━━ GIVEN RECORDS

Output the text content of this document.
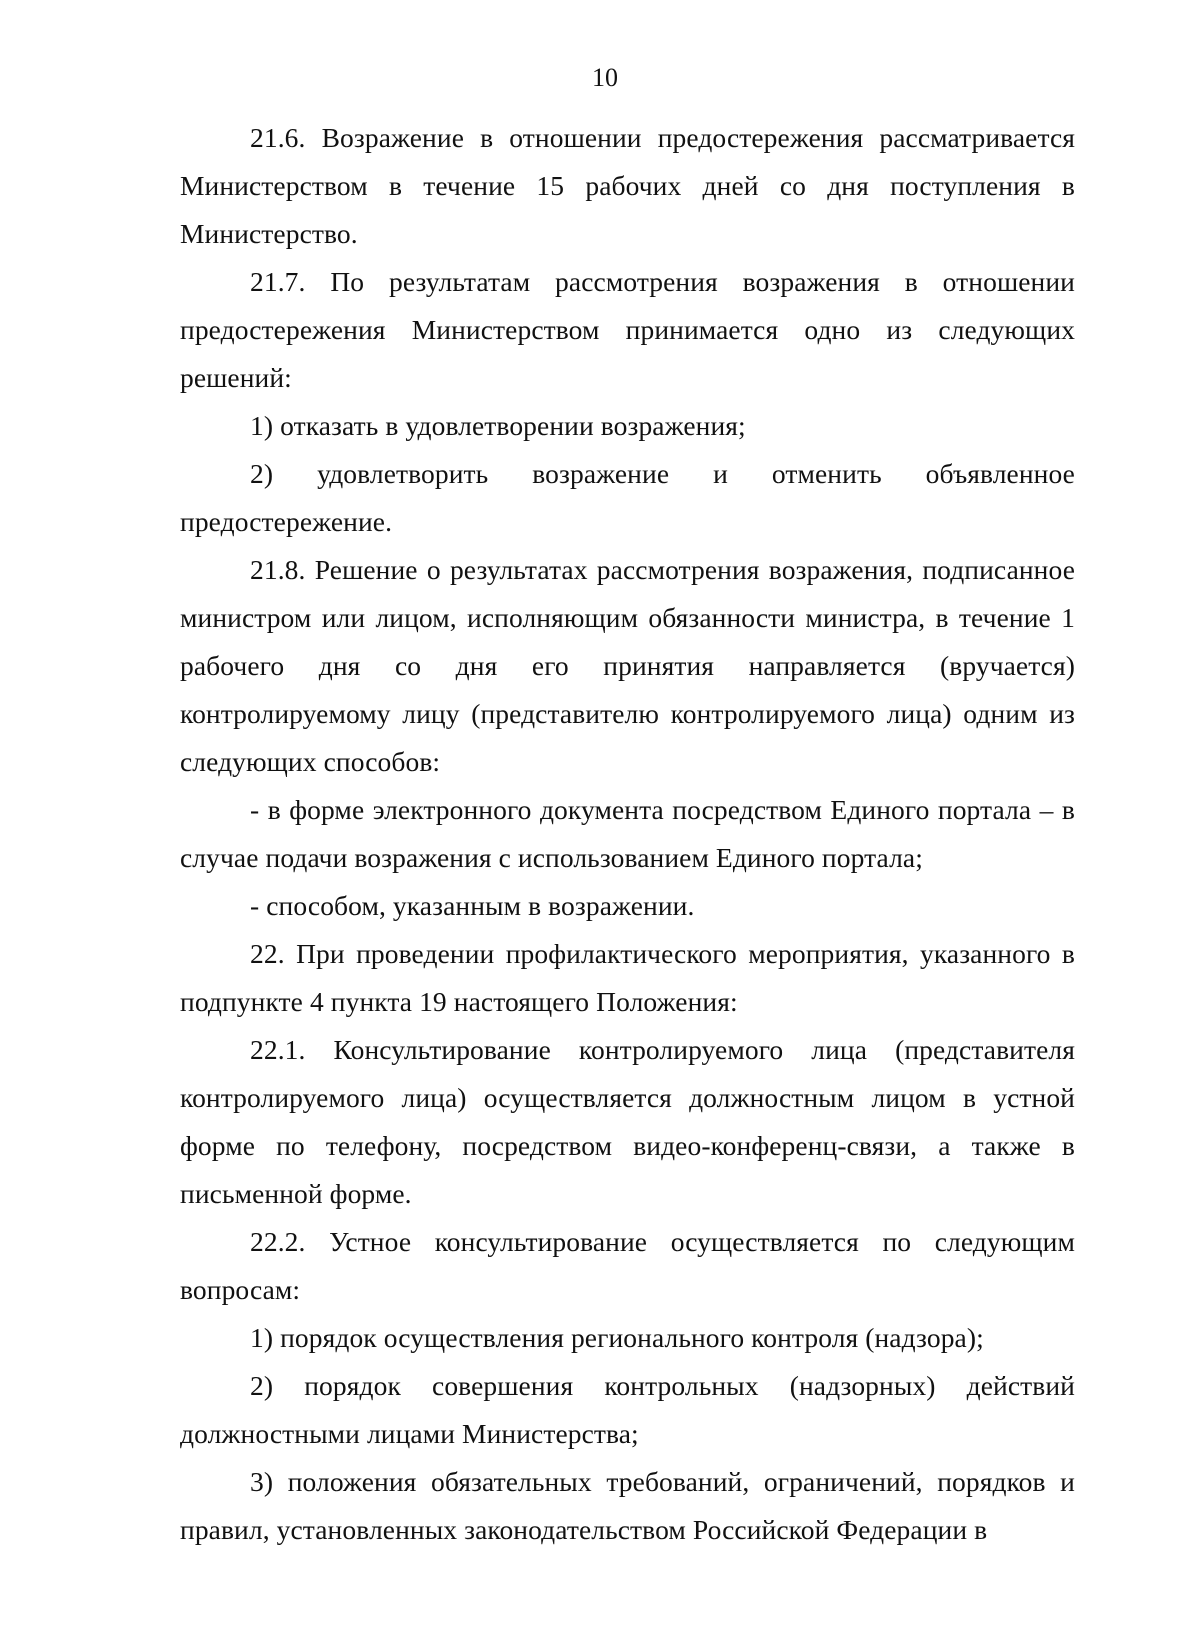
10

21.6. Возражение в отношении предостережения рассматривается Министерством в течение 15 рабочих дней со дня поступления в Министерство.

21.7. По результатам рассмотрения возражения в отношении предостережения Министерством принимается одно из следующих решений:

1) отказать в удовлетворении возражения;

2) удовлетворить возражение и отменить объявленное предостережение.

21.8. Решение о результатах рассмотрения возражения, подписанное министром или лицом, исполняющим обязанности министра, в течение 1 рабочего дня со дня его принятия направляется (вручается) контролируемому лицу (представителю контролируемого лица) одним из следующих способов:

- в форме электронного документа посредством Единого портала – в случае подачи возражения с использованием Единого портала;

- способом, указанным в возражении.

22. При проведении профилактического мероприятия, указанного в подпункте 4 пункта 19 настоящего Положения:

22.1. Консультирование контролируемого лица (представителя контролируемого лица) осуществляется должностным лицом в устной форме по телефону, посредством видео-конференц-связи, а также в письменной форме.

22.2. Устное консультирование осуществляется по следующим вопросам:

1) порядок осуществления регионального контроля (надзора);

2) порядок совершения контрольных (надзорных) действий должностными лицами Министерства;

3) положения обязательных требований, ограничений, порядков и правил, установленных законодательством Российской Федерации в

━━━━

TASK TO COMPLETE: Return every line above in which the string "следующих" occurs.

WRITTEN RESPONSE:
21.7. По результатам рассмотрения возражения в отношении предостережения Министерством принимается одно из следующих решений:
21.8. Решение о результатах рассмотрения возражения, подписанное министром или лицом, исполняющим обязанности министра, в течение 1 рабочего дня со дня его принятия направляется (вручается) контролируемому лицу (представителю контролируемого лица) одним из следующих способов:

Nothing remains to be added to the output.